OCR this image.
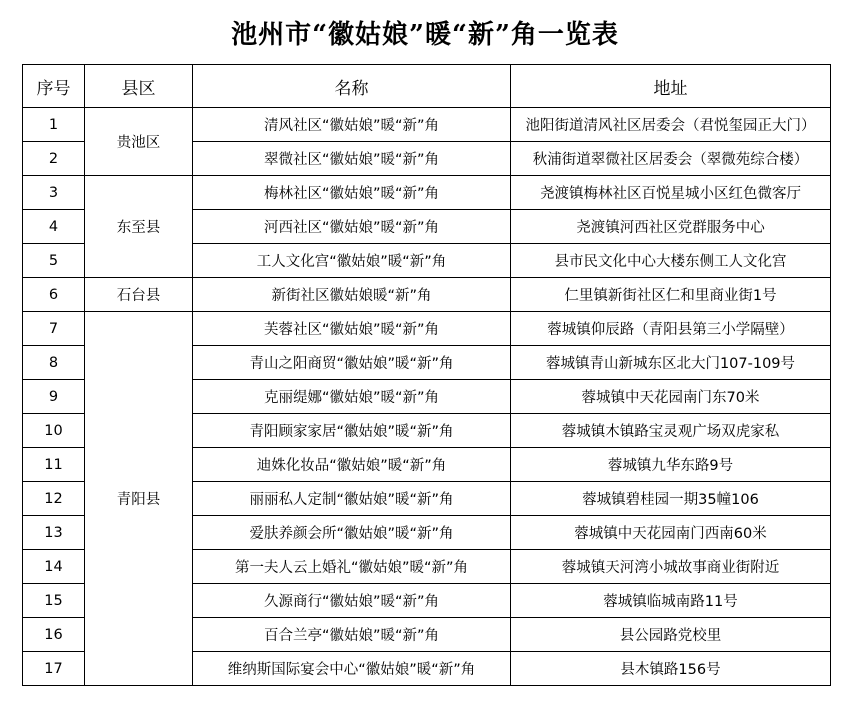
池州市“徽姑娘”暖“新”角一览表
序号	县区	名称	地址
1	贵池区	清风社区“徽姑娘”暖“新”角	池阳街道清风社区居委会（君悦玺园正大门）
2		翠微社区“徽姑娘”暖“新”角	秋浦街道翠微社区居委会（翠微苑综合楼）
3	东至县	梅林社区“徽姑娘”暖“新”角	尧渡镇梅林社区百悦星城小区红色微客厅
4		河西社区“徽姑娘”暖“新”角	尧渡镇河西社区党群服务中心
5		工人文化宫“徽姑娘”暖“新”角	县市民文化中心大楼东侧工人文化宫
6	石台县	新街社区徽姑娘暖“新”角	仁里镇新街社区仁和里商业街1号
7	青阳县	芙蓉社区“徽姑娘”暖“新”角	蓉城镇仰辰路（青阳县第三小学隔壁）
8		青山之阳商贸“徽姑娘”暖“新”角	蓉城镇青山新城东区北大门107-109号
9		克丽缇娜“徽姑娘”暖“新”角	蓉城镇中天花园南门东70米
10		青阳顾家家居“徽姑娘”暖“新”角	蓉城镇木镇路宝灵观广场双虎家私
11		迪姝化妆品“徽姑娘”暖“新”角	蓉城镇九华东路9号
12		丽丽私人定制“徽姑娘”暖“新”角	蓉城镇碧桂园一期35幢106
13		爱肤养颜会所“徽姑娘”暖“新”角	蓉城镇中天花园南门西南60米
14		第一夫人云上婚礼“徽姑娘”暖“新”角	蓉城镇天河湾小城故事商业街附近
15		久源商行“徽姑娘”暖“新”角	蓉城镇临城南路11号
16		百合兰亭“徽姑娘”暖“新”角	县公园路党校里
17		维纳斯国际宴会中心“徽姑娘”暖“新”角	县木镇路156号
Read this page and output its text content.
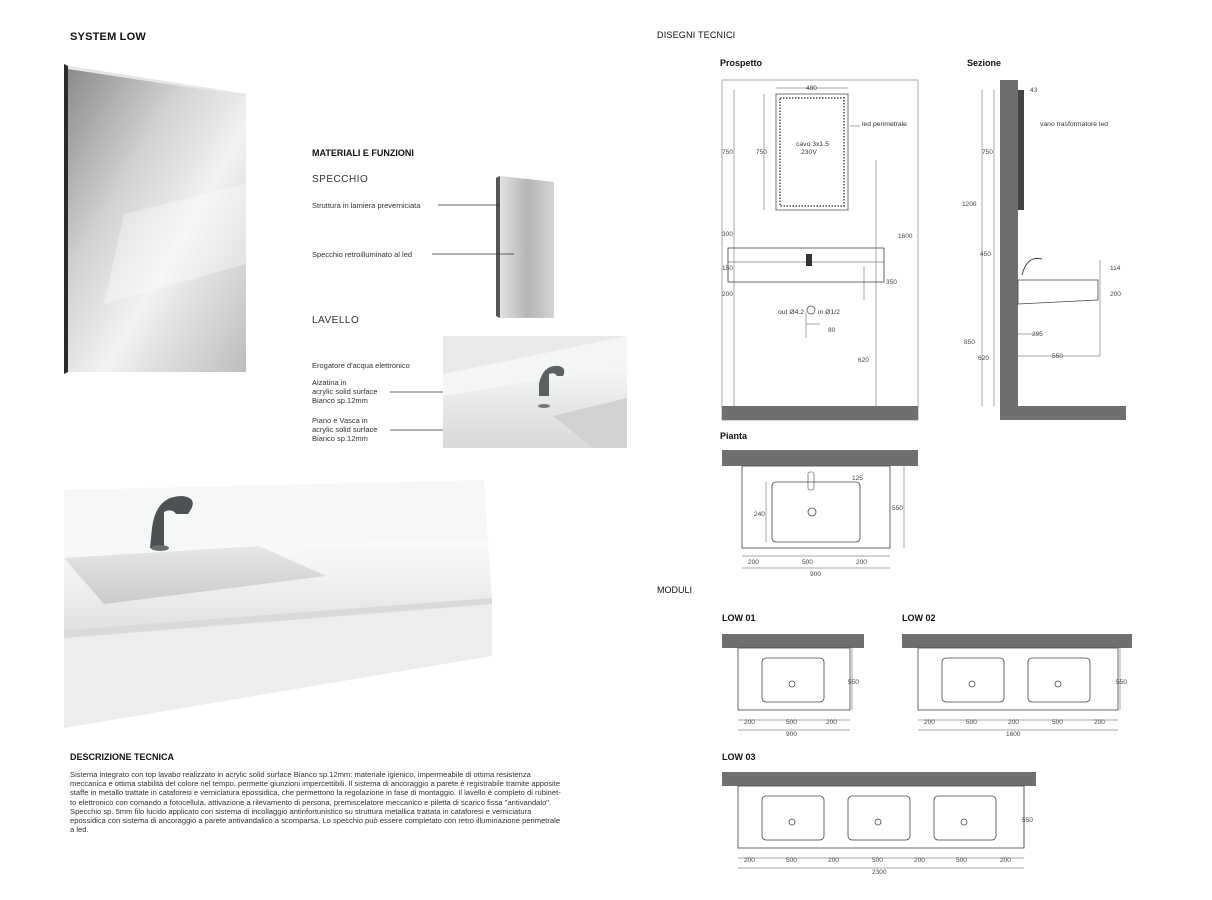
SYSTEM LOW
MATERIALI E FUNZIONI
SPECCHIO
Struttura in lamiera preverniciata
Specchio retroilluminato al led
LAVELLO
Erogatore d'acqua elettronico
Alzatina in
acrylic solid surface
Bianco sp.12mm
Piano e Vasca in
acrylic solid surface
Bianco sp.12mm
DESCRIZIONE TECNICA
Sistema integrato con top lavabo realizzato in acrylic solid surface Bianco sp.12mm: materiale igienico, impermeabile di ottima resistenza
meccanica e ottima stabilità del colore nel tempo, permette giunzioni impercettibili. Il sistema di ancoraggio a parete è registrabile tramite apposite
staffe in metallo trattate in cataforesi e verniciatura epossidica, che permettono la regolazione in fase di montaggio. Il lavello è completo di rubinet-
to elettronico con comando a fotocellula, attivazione a rilevamento di persona, premiscelatore meccanico e piletta di scarico fissa "antivandalo".
Specchio sp. 5mm filo lucido applicato con sistema di incollaggio antinfortunistico su struttura metallica trattata in cataforesi e verniciatura
epossidica con sistema di ancoraggio a parete antivandalico a scomparsa. Lo specchio può essere completato con retro illuminazione perimetrale
a led.
DISEGNI TECNICI
Prospetto	Sezione
Pianta
MODULI
LOW 01	LOW 02
LOW 03
480
750	750
300
150
200
1600
350
620
80
led perimetrale
cavo 3x1.5
230V
out Ø4.2 in Ø1/2
43
750
1200
450
850
620
114
200
295
550
vano trasformatore led
125
240
550
200	500	200
900
200	500	200
900
550
200	500	200	500	200
1600
550
200	500	200	500	200	500	200
2300
550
•••••
▸ What the exercise asks
Give all the lines above again, character for character, without pictures.

▸ Written answer
OCR this image.
池州市“徽姑娘”暖“新”角一览表
序号	县区	名称	地址
1	贵池区	清风社区“徽姑娘”暖“新”角	池阳街道清风社区居委会（君悦玺园正大门）
2		翠微社区“徽姑娘”暖“新”角	秋浦街道翠微社区居委会（翠微苑综合楼）
3	东至县	梅林社区“徽姑娘”暖“新”角	尧渡镇梅林社区百悦星城小区红色微客厅
4		河西社区“徽姑娘”暖“新”角	尧渡镇河西社区党群服务中心
5		工人文化宫“徽姑娘”暖“新”角	县市民文化中心大楼东侧工人文化宫
6	石台县	新街社区徽姑娘暖“新”角	仁里镇新街社区仁和里商业街1号
7	青阳县	芙蓉社区“徽姑娘”暖“新”角	蓉城镇仰辰路（青阳县第三小学隔壁）
8		青山之阳商贸“徽姑娘”暖“新”角	蓉城镇青山新城东区北大门107-109号
9		克丽缇娜“徽姑娘”暖“新”角	蓉城镇中天花园南门东70米
10		青阳顾家家居“徽姑娘”暖“新”角	蓉城镇木镇路宝灵观广场双虎家私
11		迪姝化妆品“徽姑娘”暖“新”角	蓉城镇九华东路9号
12		丽丽私人定制“徽姑娘”暖“新”角	蓉城镇碧桂园一期35幢106
13		爱肤养颜会所“徽姑娘”暖“新”角	蓉城镇中天花园南门西南60米
14		第一夫人云上婚礼“徽姑娘”暖“新”角	蓉城镇天河湾小城故事商业街附近
15		久源商行“徽姑娘”暖“新”角	蓉城镇临城南路11号
16		百合兰亭“徽姑娘”暖“新”角	县公园路党校里
17		维纳斯国际宴会中心“徽姑娘”暖“新”角	县木镇路156号
Read this page and output its text content.
SYSTEM LOW
MATERIALI E FUNZIONI
SPECCHIO
Struttura in lamiera preverniciata
Specchio retroilluminato al led
LAVELLO
Erogatore d'acqua elettronico
Alzatina in
acrylic solid surface
Bianco sp.12mm
Piano e Vasca in
acrylic solid surface
Bianco sp.12mm
DESCRIZIONE TECNICA
Sistema integrato con top lavabo realizzato in acrylic solid surface Bianco sp.12mm: materiale igienico, impermeabile di ottima resistenza
meccanica e ottima stabilità del colore nel tempo, permette giunzioni impercettibili. Il sistema di ancoraggio a parete è registrabile tramite apposite
staffe in metallo trattate in cataforesi e verniciatura epossidica, che permettono la regolazione in fase di montaggio. Il lavello è completo di rubinet-
to elettronico con comando a fotocellula, attivazione a rilevamento di persona, premiscelatore meccanico e piletta di scarico fissa "antivandalo".
Specchio sp. 5mm filo lucido applicato con sistema di incollaggio antinfortunistico su struttura metallica trattata in cataforesi e verniciatura
epossidica con sistema di ancoraggio a parete antivandalico a scomparsa. Lo specchio può essere completato con retro illuminazione perimetrale
a led.
DISEGNI TECNICI
Prospetto	Sezione
Pianta
MODULI
LOW 01	LOW 02
LOW 03
480
750	750
300
150
200
1600
350
620
80
led perimetrale
cavo 3x1.5
230V
out Ø4.2 in Ø1/2
43
750
1200
450
850
620
114
200
295
550
vano trasformatore led
125
240
550
200	500	200
900
200	500	200
900
550
200	500	200	500	200
1600
550
200	500	200	500	200	500	200
2300
550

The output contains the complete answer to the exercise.